EXERCISE PROMPT: Write out the material exactly, leaving every picture behind.

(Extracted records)
^^^^^^^^^^^^^^^^

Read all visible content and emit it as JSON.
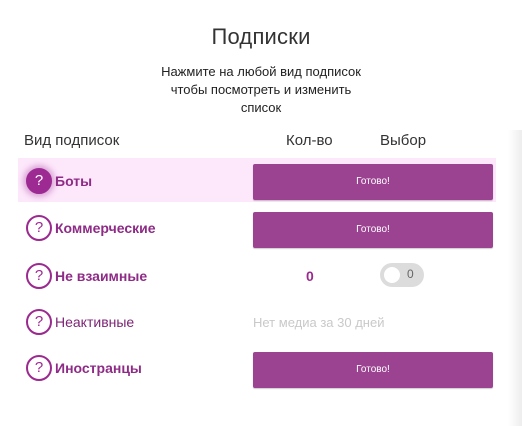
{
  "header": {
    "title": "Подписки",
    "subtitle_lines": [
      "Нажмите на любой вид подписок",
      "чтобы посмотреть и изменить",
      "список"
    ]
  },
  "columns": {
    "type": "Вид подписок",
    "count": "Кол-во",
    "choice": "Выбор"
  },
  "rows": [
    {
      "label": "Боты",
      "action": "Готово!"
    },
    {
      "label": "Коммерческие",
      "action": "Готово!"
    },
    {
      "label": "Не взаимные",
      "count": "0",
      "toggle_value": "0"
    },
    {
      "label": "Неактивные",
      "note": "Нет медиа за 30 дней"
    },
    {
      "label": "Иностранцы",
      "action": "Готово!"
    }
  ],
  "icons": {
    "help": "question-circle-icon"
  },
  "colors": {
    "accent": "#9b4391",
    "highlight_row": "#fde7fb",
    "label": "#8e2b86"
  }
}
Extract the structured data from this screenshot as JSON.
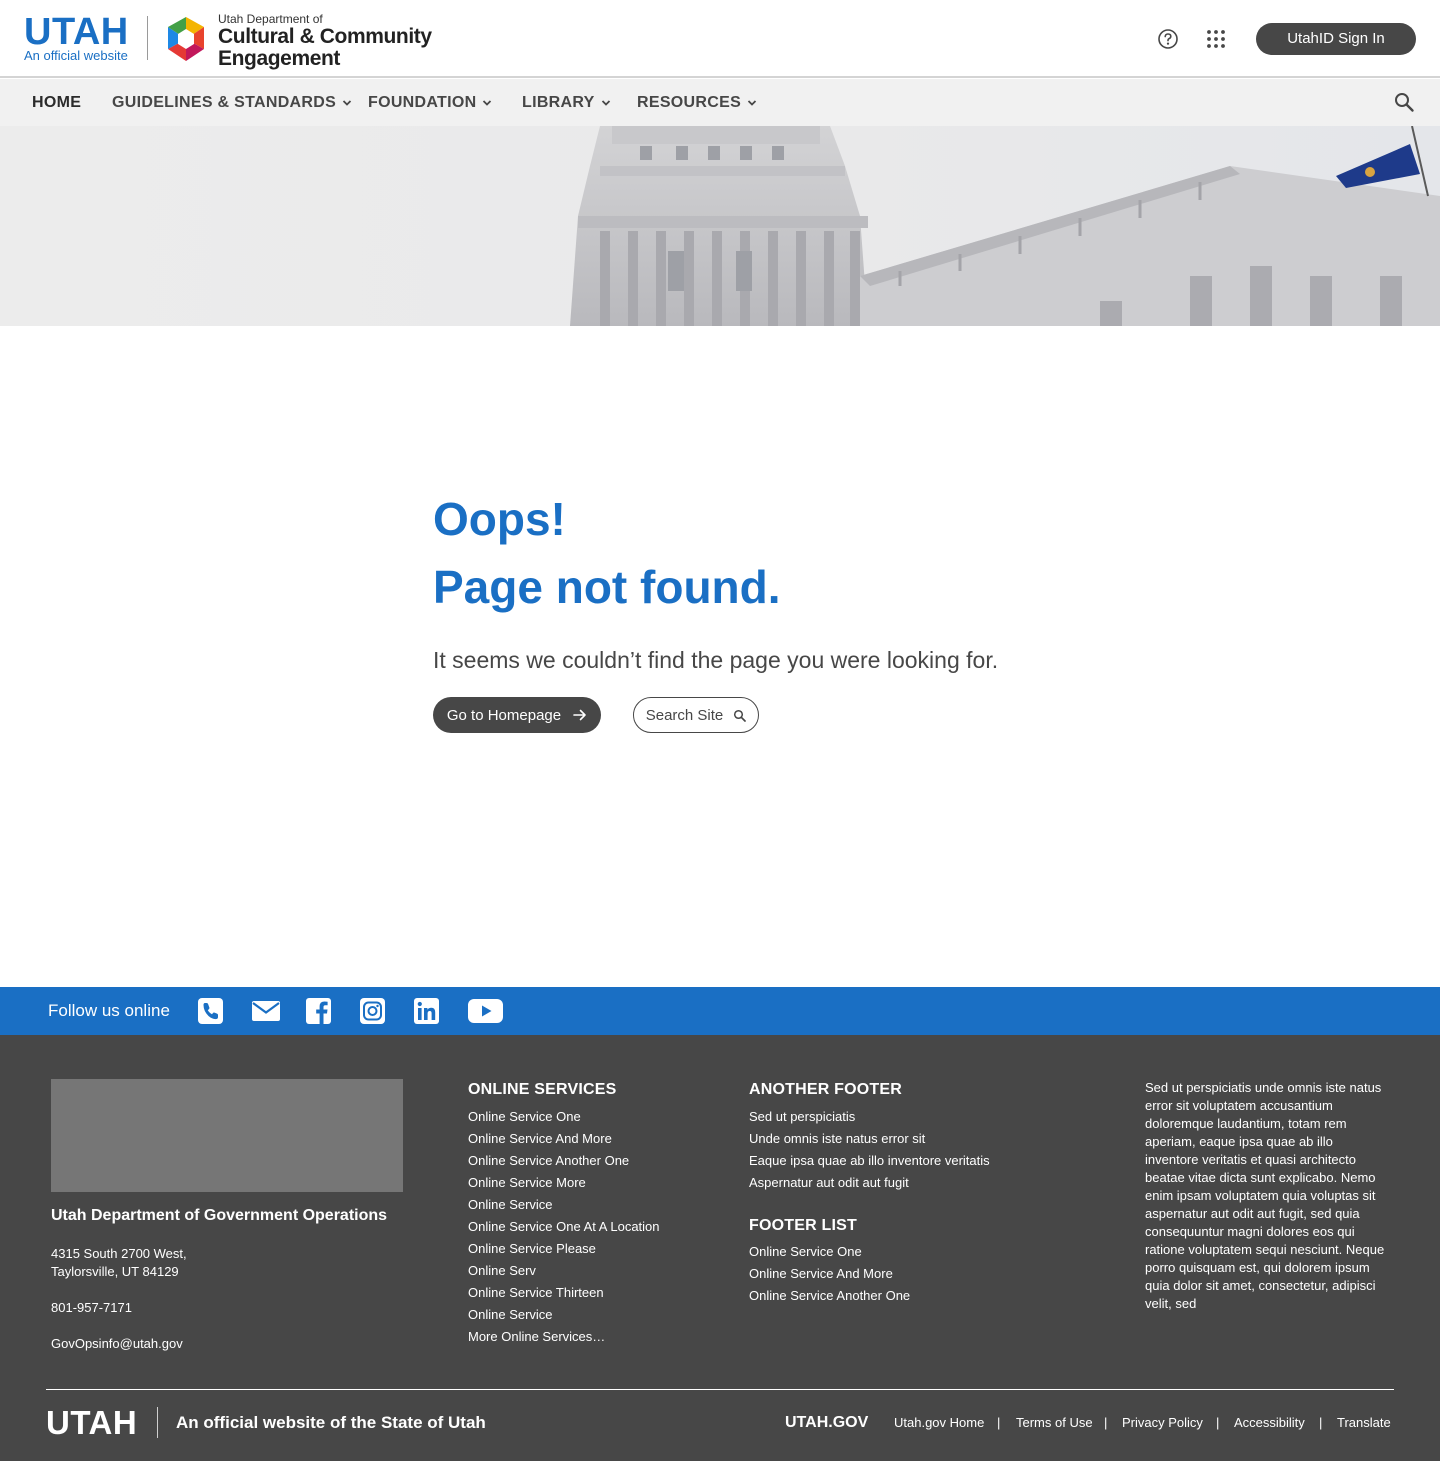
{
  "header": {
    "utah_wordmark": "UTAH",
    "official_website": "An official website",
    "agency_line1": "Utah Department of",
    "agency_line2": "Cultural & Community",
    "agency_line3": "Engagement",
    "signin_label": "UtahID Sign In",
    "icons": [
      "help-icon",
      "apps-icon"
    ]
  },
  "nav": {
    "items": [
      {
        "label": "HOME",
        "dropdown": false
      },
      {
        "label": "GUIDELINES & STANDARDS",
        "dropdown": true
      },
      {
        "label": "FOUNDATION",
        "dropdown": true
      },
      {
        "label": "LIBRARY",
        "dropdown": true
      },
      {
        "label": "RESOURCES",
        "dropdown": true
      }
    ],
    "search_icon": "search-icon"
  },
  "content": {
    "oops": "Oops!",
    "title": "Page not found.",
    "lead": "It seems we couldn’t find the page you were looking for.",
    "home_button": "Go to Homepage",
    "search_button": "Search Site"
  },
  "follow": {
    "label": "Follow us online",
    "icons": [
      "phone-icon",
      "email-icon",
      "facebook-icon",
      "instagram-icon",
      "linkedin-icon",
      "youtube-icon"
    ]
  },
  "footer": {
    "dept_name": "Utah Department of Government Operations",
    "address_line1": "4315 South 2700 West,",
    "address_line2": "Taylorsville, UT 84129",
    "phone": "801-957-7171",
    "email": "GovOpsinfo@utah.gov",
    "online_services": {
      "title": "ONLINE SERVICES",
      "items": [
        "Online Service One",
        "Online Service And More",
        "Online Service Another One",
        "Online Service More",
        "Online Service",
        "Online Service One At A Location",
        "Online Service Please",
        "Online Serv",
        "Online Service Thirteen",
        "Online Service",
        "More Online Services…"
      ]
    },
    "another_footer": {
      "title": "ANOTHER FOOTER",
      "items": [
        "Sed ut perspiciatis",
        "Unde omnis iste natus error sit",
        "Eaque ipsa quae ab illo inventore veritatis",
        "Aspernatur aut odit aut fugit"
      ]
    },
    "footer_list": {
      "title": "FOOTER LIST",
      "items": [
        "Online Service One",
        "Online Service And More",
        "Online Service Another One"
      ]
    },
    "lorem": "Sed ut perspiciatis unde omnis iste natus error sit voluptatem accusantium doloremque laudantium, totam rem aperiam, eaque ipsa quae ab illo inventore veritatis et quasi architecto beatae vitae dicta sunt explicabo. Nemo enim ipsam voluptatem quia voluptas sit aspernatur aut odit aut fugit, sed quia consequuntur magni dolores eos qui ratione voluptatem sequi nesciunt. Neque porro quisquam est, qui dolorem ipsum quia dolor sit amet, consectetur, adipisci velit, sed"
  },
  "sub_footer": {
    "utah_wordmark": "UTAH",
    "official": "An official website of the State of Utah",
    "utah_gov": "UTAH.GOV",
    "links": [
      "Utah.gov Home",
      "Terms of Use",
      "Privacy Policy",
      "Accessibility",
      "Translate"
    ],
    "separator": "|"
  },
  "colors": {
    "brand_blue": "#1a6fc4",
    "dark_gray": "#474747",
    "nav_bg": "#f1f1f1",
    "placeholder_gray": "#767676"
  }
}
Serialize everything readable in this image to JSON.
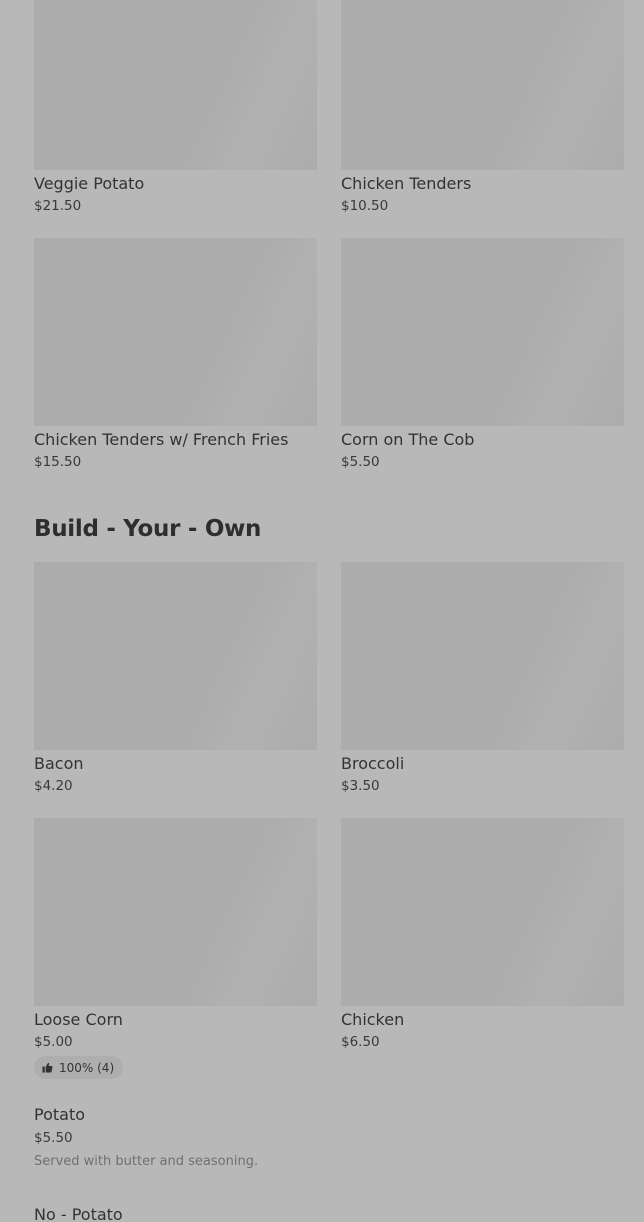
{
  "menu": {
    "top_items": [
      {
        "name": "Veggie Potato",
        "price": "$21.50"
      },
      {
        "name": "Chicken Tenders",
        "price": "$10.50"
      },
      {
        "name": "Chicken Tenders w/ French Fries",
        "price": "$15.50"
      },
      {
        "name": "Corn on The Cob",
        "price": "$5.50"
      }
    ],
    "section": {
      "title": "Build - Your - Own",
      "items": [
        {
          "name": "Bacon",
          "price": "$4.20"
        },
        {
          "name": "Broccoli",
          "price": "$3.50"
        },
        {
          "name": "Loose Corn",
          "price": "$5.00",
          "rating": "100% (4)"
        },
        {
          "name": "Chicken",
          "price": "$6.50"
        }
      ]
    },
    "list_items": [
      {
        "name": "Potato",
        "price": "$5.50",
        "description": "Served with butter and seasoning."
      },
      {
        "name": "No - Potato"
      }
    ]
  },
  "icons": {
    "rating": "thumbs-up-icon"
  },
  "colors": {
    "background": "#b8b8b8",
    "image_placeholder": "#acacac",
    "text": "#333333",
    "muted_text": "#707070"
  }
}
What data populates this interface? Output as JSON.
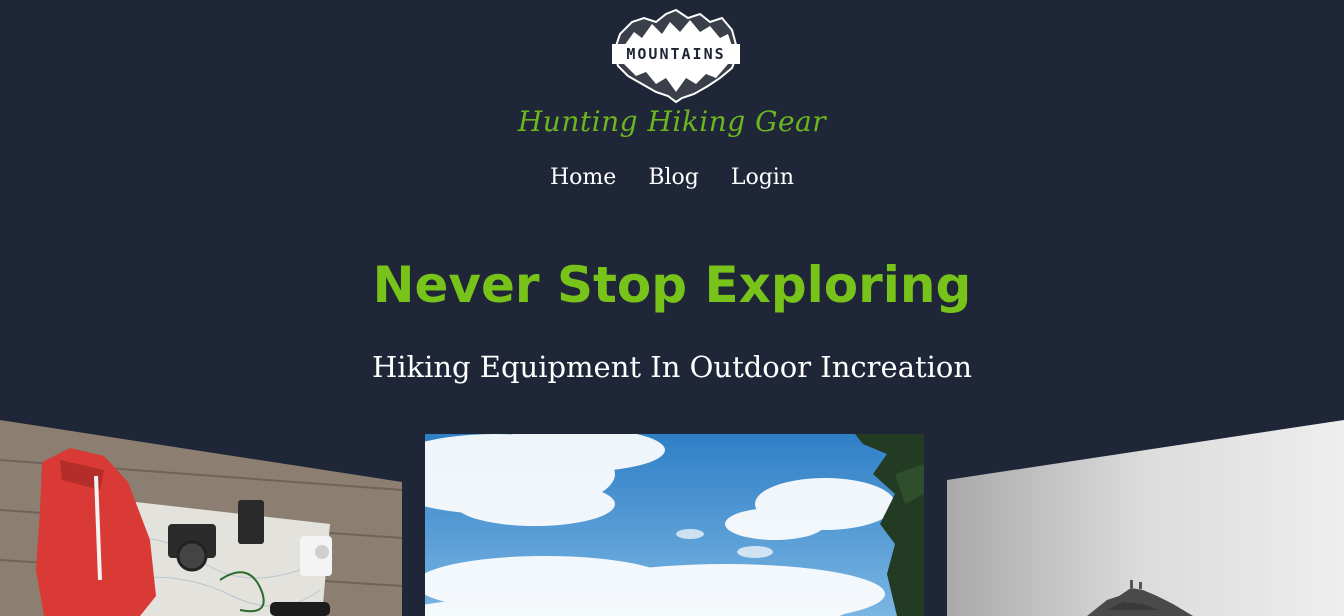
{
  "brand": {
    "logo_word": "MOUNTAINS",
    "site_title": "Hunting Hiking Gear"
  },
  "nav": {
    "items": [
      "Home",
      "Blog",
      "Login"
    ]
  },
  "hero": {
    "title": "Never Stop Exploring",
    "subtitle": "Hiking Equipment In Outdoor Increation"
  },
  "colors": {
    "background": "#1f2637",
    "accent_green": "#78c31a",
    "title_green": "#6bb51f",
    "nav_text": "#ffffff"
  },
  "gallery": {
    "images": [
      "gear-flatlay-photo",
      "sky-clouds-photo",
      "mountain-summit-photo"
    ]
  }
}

^^^^^^^^^^^^^^^^

PROBLEM SOLUTION:
Read all visible content and emit it as JSON.
{
  "header": {
    "title": "Подписки",
    "subtitle_lines": [
      "Нажмите на любой вид подписок",
      "чтобы посмотреть и изменить",
      "список"
    ]
  },
  "columns": {
    "type": "Вид подписок",
    "count": "Кол-во",
    "choice": "Выбор"
  },
  "rows": [
    {
      "label": "Боты",
      "action": "Готово!"
    },
    {
      "label": "Коммерческие",
      "action": "Готово!"
    },
    {
      "label": "Не взаимные",
      "count": "0",
      "toggle_value": "0"
    },
    {
      "label": "Неактивные",
      "note": "Нет медиа за 30 дней"
    },
    {
      "label": "Иностранцы",
      "action": "Готово!"
    }
  ],
  "icons": {
    "help": "question-circle-icon"
  },
  "colors": {
    "accent": "#9b4391",
    "highlight_row": "#fde7fb",
    "label": "#8e2b86"
  }
}
Extract the structured data from this screenshot as JSON.
{
  "header": {
    "utah_wordmark": "UTAH",
    "official_website": "An official website",
    "agency_line1": "Utah Department of",
    "agency_line2": "Cultural & Community",
    "agency_line3": "Engagement",
    "signin_label": "UtahID Sign In",
    "icons": [
      "help-icon",
      "apps-icon"
    ]
  },
  "nav": {
    "items": [
      {
        "label": "HOME",
        "dropdown": false
      },
      {
        "label": "GUIDELINES & STANDARDS",
        "dropdown": true
      },
      {
        "label": "FOUNDATION",
        "dropdown": true
      },
      {
        "label": "LIBRARY",
        "dropdown": true
      },
      {
        "label": "RESOURCES",
        "dropdown": true
      }
    ],
    "search_icon": "search-icon"
  },
  "content": {
    "oops": "Oops!",
    "title": "Page not found.",
    "lead": "It seems we couldn’t find the page you were looking for.",
    "home_button": "Go to Homepage",
    "search_button": "Search Site"
  },
  "follow": {
    "label": "Follow us online",
    "icons": [
      "phone-icon",
      "email-icon",
      "facebook-icon",
      "instagram-icon",
      "linkedin-icon",
      "youtube-icon"
    ]
  },
  "footer": {
    "dept_name": "Utah Department of Government Operations",
    "address_line1": "4315 South 2700 West,",
    "address_line2": "Taylorsville, UT 84129",
    "phone": "801-957-7171",
    "email": "GovOpsinfo@utah.gov",
    "online_services": {
      "title": "ONLINE SERVICES",
      "items": [
        "Online Service One",
        "Online Service And More",
        "Online Service Another One",
        "Online Service More",
        "Online Service",
        "Online Service One At A Location",
        "Online Service Please",
        "Online Serv",
        "Online Service Thirteen",
        "Online Service",
        "More Online Services…"
      ]
    },
    "another_footer": {
      "title": "ANOTHER FOOTER",
      "items": [
        "Sed ut perspiciatis",
        "Unde omnis iste natus error sit",
        "Eaque ipsa quae ab illo inventore veritatis",
        "Aspernatur aut odit aut fugit"
      ]
    },
    "footer_list": {
      "title": "FOOTER LIST",
      "items": [
        "Online Service One",
        "Online Service And More",
        "Online Service Another One"
      ]
    },
    "lorem": "Sed ut perspiciatis unde omnis iste natus error sit voluptatem accusantium doloremque laudantium, totam rem aperiam, eaque ipsa quae ab illo inventore veritatis et quasi architecto beatae vitae dicta sunt explicabo. Nemo enim ipsam voluptatem quia voluptas sit aspernatur aut odit aut fugit, sed quia consequuntur magni dolores eos qui ratione voluptatem sequi nesciunt. Neque porro quisquam est, qui dolorem ipsum quia dolor sit amet, consectetur, adipisci velit, sed"
  },
  "sub_footer": {
    "utah_wordmark": "UTAH",
    "official": "An official website of the State of Utah",
    "utah_gov": "UTAH.GOV",
    "links": [
      "Utah.gov Home",
      "Terms of Use",
      "Privacy Policy",
      "Accessibility",
      "Translate"
    ],
    "separator": "|"
  },
  "colors": {
    "brand_blue": "#1a6fc4",
    "dark_gray": "#474747",
    "nav_bg": "#f1f1f1",
    "placeholder_gray": "#767676"
  }
}
Serialize everything readable in this image to JSON.
{
  "menu": {
    "top_items": [
      {
        "name": "Veggie Potato",
        "price": "$21.50"
      },
      {
        "name": "Chicken Tenders",
        "price": "$10.50"
      },
      {
        "name": "Chicken Tenders w/ French Fries",
        "price": "$15.50"
      },
      {
        "name": "Corn on The Cob",
        "price": "$5.50"
      }
    ],
    "section": {
      "title": "Build - Your - Own",
      "items": [
        {
          "name": "Bacon",
          "price": "$4.20"
        },
        {
          "name": "Broccoli",
          "price": "$3.50"
        },
        {
          "name": "Loose Corn",
          "price": "$5.00",
          "rating": "100% (4)"
        },
        {
          "name": "Chicken",
          "price": "$6.50"
        }
      ]
    },
    "list_items": [
      {
        "name": "Potato",
        "price": "$5.50",
        "description": "Served with butter and seasoning."
      },
      {
        "name": "No - Potato"
      }
    ]
  },
  "icons": {
    "rating": "thumbs-up-icon"
  },
  "colors": {
    "background": "#b8b8b8",
    "image_placeholder": "#acacac",
    "text": "#333333",
    "muted_text": "#707070"
  }
}
What data populates this interface? Output as JSON.
{
  "brand": {
    "logo_word": "MOUNTAINS",
    "site_title": "Hunting Hiking Gear"
  },
  "nav": {
    "items": [
      "Home",
      "Blog",
      "Login"
    ]
  },
  "hero": {
    "title": "Never Stop Exploring",
    "subtitle": "Hiking Equipment In Outdoor Increation"
  },
  "colors": {
    "background": "#1f2637",
    "accent_green": "#78c31a",
    "title_green": "#6bb51f",
    "nav_text": "#ffffff"
  },
  "gallery": {
    "images": [
      "gear-flatlay-photo",
      "sky-clouds-photo",
      "mountain-summit-photo"
    ]
  }
}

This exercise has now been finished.